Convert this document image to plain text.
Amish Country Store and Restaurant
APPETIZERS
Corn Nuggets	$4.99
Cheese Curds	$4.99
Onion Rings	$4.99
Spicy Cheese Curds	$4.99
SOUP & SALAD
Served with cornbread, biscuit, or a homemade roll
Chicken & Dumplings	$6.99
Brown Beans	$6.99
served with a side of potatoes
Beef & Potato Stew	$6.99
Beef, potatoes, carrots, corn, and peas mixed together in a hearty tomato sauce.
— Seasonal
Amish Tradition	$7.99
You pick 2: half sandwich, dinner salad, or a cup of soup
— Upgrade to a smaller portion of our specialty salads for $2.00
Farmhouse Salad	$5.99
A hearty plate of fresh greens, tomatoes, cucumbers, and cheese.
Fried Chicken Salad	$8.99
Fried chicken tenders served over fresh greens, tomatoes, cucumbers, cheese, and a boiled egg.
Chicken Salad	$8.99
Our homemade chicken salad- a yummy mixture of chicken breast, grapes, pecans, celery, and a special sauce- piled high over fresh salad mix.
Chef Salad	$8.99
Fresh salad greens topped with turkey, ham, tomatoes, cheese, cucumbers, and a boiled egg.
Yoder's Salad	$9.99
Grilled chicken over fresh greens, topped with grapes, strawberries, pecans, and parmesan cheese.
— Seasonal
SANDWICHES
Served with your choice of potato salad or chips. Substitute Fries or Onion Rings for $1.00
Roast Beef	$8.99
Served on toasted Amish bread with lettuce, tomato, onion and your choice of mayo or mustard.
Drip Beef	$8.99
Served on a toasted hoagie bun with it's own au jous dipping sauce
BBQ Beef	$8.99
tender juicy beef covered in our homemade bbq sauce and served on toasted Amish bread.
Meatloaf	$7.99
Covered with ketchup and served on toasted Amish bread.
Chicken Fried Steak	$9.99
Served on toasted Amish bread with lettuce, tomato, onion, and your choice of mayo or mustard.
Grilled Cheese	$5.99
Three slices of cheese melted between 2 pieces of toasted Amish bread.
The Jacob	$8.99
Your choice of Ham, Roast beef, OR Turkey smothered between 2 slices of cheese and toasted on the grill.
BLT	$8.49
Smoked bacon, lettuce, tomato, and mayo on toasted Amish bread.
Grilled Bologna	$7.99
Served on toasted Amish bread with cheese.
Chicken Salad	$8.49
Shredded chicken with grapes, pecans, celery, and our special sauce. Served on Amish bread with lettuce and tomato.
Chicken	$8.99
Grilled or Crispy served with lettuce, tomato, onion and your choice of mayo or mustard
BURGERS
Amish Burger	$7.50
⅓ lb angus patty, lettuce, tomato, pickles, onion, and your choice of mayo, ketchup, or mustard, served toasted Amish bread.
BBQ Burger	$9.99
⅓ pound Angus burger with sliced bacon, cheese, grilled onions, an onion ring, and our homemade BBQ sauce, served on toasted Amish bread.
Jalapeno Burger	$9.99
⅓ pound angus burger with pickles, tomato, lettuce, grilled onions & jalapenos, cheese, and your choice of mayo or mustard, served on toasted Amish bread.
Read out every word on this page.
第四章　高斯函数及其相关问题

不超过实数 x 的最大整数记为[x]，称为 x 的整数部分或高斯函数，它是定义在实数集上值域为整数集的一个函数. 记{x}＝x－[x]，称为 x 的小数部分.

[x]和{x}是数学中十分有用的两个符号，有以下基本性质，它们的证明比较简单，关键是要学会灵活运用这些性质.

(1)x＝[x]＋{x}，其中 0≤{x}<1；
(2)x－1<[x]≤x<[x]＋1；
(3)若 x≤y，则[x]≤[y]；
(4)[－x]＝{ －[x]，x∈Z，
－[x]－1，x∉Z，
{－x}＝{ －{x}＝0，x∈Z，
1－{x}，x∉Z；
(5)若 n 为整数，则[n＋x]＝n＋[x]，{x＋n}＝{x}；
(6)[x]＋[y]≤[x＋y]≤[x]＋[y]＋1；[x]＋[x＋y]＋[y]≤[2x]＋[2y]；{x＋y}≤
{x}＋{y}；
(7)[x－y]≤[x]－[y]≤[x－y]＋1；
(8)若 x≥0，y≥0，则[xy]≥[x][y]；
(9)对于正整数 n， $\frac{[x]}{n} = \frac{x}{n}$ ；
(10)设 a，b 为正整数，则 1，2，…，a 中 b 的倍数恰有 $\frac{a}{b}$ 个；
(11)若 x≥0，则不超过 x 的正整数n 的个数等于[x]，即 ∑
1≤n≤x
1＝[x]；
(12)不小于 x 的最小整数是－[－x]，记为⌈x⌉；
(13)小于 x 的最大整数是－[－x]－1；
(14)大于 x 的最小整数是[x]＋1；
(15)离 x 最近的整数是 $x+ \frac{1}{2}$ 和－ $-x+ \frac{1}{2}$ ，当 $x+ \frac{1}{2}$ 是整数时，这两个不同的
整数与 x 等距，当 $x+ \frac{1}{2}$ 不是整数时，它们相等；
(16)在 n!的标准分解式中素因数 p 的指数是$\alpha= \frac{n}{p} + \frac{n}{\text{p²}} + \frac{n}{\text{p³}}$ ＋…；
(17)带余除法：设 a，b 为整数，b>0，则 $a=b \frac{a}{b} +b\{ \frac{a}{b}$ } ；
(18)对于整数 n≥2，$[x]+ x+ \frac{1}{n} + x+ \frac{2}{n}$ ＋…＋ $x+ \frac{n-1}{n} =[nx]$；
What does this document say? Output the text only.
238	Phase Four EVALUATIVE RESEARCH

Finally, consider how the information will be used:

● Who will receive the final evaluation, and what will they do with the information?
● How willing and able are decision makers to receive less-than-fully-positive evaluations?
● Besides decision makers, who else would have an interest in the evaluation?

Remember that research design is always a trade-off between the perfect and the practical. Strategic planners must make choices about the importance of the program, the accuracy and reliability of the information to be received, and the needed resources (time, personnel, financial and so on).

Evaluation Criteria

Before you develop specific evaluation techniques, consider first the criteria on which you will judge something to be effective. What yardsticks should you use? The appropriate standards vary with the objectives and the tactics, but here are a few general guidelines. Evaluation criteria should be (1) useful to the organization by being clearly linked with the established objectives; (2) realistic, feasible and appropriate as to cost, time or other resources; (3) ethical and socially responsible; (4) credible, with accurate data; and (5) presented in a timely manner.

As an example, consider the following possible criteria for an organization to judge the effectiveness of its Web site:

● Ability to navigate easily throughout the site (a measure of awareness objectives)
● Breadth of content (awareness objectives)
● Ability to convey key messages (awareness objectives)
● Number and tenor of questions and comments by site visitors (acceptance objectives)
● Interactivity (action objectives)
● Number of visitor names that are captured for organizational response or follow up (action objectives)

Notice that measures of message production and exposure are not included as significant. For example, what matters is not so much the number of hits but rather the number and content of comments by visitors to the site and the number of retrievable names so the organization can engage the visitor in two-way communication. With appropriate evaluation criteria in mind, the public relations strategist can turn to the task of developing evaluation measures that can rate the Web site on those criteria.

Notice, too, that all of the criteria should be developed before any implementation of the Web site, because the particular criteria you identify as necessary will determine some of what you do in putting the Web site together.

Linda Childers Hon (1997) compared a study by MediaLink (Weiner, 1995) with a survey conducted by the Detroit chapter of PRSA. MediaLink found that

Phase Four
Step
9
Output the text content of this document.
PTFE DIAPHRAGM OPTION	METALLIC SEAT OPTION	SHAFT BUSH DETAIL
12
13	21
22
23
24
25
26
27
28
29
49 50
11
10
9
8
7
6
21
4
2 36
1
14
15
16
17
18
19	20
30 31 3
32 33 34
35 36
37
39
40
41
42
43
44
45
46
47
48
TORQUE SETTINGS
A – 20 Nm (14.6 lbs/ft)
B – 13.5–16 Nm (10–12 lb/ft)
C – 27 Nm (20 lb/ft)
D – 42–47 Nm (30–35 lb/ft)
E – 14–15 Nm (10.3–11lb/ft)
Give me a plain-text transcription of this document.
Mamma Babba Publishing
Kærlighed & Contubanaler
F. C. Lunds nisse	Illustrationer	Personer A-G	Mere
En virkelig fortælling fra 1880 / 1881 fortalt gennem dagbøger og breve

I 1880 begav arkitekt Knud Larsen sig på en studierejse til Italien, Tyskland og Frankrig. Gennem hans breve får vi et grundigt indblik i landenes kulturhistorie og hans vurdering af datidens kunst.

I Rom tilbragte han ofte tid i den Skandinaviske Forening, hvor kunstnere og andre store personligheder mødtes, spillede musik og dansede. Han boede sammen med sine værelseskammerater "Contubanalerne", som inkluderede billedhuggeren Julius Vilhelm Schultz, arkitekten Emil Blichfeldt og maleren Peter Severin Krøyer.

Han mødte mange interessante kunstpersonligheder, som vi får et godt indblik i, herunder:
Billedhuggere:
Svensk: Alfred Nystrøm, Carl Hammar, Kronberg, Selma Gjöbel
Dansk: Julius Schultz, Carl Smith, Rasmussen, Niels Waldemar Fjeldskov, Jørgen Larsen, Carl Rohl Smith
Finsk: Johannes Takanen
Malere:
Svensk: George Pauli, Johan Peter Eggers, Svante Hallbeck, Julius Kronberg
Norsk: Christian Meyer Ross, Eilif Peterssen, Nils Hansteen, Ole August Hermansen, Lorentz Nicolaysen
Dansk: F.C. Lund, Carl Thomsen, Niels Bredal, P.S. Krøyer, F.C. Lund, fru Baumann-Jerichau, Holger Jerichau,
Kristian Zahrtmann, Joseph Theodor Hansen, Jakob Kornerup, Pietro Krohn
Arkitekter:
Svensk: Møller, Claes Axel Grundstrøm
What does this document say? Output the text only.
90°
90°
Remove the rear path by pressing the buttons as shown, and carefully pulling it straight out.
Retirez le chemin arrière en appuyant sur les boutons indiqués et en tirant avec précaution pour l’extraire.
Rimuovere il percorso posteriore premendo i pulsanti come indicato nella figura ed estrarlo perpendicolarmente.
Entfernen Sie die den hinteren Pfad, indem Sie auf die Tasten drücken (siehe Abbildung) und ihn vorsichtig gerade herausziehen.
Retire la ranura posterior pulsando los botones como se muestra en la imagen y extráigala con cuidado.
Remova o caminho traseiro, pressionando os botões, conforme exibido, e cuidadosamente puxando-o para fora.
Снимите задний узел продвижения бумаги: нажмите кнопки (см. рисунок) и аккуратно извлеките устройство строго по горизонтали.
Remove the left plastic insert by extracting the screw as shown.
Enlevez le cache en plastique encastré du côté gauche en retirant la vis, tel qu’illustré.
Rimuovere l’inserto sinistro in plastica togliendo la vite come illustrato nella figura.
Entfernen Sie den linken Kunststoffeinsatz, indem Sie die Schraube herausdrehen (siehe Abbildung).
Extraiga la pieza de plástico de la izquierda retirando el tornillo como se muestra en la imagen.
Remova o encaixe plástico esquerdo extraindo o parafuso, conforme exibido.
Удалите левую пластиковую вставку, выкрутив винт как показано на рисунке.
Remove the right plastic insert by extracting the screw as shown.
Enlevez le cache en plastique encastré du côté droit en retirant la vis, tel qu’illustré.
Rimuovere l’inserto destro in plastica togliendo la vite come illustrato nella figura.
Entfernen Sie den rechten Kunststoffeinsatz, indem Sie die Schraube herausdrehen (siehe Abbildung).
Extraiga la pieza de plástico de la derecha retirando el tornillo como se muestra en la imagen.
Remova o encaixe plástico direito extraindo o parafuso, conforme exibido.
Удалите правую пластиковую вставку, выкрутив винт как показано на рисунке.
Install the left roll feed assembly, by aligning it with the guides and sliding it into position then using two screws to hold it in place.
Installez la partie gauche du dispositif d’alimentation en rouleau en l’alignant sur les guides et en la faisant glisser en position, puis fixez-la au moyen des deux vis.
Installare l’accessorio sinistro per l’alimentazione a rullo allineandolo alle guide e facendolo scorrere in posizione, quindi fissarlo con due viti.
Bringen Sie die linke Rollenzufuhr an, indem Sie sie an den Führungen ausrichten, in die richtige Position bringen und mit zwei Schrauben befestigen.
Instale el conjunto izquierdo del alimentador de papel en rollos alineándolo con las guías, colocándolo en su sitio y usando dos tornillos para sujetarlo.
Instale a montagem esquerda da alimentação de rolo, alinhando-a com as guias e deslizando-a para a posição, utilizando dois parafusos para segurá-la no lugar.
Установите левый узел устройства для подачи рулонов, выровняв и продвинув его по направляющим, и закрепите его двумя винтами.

- - -

## Stated problem
Provide the number of lines containing the string "vite", with no other output.

## Task output
2